Problem requirements: How many of the lines below contain "proposed"? Answer with that number alone.

── Supplied information ──

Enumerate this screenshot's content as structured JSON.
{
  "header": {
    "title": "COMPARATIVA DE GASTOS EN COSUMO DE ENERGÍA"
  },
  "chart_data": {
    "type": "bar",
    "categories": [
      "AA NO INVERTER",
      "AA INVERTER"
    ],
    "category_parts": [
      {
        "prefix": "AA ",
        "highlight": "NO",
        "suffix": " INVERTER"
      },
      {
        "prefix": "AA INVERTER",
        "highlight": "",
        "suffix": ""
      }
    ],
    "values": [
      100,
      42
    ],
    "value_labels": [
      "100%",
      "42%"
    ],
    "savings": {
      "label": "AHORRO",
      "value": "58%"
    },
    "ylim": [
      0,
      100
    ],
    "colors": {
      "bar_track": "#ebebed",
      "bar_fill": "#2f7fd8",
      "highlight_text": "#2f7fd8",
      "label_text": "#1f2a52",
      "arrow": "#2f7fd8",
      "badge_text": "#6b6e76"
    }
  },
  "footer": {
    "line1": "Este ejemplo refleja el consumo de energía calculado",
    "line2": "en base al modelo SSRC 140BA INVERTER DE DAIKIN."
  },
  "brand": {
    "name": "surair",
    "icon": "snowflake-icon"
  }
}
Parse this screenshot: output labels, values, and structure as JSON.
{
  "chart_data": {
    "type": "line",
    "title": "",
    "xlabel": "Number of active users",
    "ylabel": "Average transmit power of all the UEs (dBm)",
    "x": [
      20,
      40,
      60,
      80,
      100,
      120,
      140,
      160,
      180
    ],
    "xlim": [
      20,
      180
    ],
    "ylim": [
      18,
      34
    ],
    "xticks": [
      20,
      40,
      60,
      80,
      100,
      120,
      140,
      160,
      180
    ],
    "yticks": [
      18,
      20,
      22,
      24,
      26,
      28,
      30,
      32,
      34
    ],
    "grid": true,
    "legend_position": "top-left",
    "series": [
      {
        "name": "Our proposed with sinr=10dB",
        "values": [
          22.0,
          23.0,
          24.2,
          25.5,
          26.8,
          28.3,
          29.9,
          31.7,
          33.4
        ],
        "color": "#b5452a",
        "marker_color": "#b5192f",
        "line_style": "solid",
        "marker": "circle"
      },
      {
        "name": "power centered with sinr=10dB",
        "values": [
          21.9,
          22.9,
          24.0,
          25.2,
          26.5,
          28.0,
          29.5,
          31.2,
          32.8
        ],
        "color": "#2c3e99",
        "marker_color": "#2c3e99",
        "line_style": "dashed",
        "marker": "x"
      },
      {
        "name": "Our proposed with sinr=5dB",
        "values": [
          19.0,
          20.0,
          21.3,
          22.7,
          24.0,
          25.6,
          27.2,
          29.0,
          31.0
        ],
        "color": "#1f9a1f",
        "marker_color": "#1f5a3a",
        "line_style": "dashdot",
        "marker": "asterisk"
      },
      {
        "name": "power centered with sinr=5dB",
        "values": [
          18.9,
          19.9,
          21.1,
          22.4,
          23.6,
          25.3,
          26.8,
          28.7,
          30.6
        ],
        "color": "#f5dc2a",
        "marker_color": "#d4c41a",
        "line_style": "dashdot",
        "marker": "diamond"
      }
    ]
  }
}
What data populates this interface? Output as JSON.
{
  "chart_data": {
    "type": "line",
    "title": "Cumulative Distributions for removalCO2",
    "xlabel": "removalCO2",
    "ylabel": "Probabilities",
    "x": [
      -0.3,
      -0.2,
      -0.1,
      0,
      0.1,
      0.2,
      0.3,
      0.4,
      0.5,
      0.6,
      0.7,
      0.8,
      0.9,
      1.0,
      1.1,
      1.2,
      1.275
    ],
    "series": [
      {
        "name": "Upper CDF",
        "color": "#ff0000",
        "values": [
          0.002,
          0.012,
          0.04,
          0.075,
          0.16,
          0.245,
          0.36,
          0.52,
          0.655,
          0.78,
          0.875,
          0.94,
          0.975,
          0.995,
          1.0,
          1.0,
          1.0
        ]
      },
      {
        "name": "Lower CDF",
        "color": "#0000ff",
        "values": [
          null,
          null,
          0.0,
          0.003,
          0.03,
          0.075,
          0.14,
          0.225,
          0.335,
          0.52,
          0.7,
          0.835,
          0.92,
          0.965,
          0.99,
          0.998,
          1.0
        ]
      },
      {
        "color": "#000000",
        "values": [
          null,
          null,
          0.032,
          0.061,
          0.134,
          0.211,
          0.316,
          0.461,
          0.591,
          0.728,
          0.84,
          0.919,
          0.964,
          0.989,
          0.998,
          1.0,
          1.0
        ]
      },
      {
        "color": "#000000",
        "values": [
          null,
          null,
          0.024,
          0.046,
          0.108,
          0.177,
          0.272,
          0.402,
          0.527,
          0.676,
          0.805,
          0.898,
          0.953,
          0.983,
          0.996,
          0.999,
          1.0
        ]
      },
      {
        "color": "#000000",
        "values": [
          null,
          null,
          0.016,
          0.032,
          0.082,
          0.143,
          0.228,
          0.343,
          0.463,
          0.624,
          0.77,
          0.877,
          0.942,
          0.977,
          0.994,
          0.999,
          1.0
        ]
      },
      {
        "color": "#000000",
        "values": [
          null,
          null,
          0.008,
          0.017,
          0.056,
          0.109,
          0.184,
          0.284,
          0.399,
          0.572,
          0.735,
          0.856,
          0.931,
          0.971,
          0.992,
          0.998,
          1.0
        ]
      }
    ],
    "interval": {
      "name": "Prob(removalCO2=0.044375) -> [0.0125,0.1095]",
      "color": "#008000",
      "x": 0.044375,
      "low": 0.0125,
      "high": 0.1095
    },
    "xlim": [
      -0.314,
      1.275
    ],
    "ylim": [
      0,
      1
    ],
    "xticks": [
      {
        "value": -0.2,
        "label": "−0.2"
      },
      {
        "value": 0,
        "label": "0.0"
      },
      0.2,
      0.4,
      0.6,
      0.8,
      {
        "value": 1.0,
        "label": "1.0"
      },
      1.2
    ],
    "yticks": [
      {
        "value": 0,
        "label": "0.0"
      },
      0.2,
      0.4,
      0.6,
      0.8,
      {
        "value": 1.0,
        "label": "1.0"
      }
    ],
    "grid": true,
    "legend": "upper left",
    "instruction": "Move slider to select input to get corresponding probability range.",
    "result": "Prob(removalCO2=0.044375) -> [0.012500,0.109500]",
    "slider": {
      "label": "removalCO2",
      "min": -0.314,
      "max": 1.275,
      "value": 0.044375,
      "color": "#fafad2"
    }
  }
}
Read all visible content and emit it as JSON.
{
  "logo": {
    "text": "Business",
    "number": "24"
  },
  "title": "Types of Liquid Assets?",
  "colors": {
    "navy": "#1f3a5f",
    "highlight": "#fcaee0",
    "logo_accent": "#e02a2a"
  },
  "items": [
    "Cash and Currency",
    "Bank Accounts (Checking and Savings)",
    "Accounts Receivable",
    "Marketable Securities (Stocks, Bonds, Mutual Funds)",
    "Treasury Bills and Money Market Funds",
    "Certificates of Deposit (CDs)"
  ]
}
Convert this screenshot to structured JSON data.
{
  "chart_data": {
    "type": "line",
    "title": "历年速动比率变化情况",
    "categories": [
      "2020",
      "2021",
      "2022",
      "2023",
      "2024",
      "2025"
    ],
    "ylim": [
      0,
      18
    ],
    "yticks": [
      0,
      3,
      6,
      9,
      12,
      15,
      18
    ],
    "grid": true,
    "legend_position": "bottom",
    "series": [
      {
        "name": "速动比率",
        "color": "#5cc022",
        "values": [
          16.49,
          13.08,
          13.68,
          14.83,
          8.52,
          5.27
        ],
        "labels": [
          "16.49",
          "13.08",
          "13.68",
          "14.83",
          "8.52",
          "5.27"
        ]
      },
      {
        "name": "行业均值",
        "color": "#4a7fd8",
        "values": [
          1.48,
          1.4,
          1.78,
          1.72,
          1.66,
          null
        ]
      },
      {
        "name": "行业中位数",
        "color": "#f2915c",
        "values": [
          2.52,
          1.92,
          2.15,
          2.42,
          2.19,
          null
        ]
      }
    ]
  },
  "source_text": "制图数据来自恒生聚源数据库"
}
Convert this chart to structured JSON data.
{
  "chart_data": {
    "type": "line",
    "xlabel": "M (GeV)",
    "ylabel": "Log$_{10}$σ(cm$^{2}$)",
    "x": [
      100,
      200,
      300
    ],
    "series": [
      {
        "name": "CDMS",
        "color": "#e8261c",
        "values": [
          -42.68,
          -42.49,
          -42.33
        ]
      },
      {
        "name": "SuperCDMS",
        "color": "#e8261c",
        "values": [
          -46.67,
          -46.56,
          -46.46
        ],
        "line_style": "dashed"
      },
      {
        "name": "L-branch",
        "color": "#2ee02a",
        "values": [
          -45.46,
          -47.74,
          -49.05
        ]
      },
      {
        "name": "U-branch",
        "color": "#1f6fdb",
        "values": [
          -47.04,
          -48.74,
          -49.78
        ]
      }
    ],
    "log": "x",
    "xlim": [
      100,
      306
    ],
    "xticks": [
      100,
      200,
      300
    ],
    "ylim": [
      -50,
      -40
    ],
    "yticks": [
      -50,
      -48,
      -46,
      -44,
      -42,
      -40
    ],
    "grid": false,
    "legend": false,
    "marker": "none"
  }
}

───

Answer to the problem: 2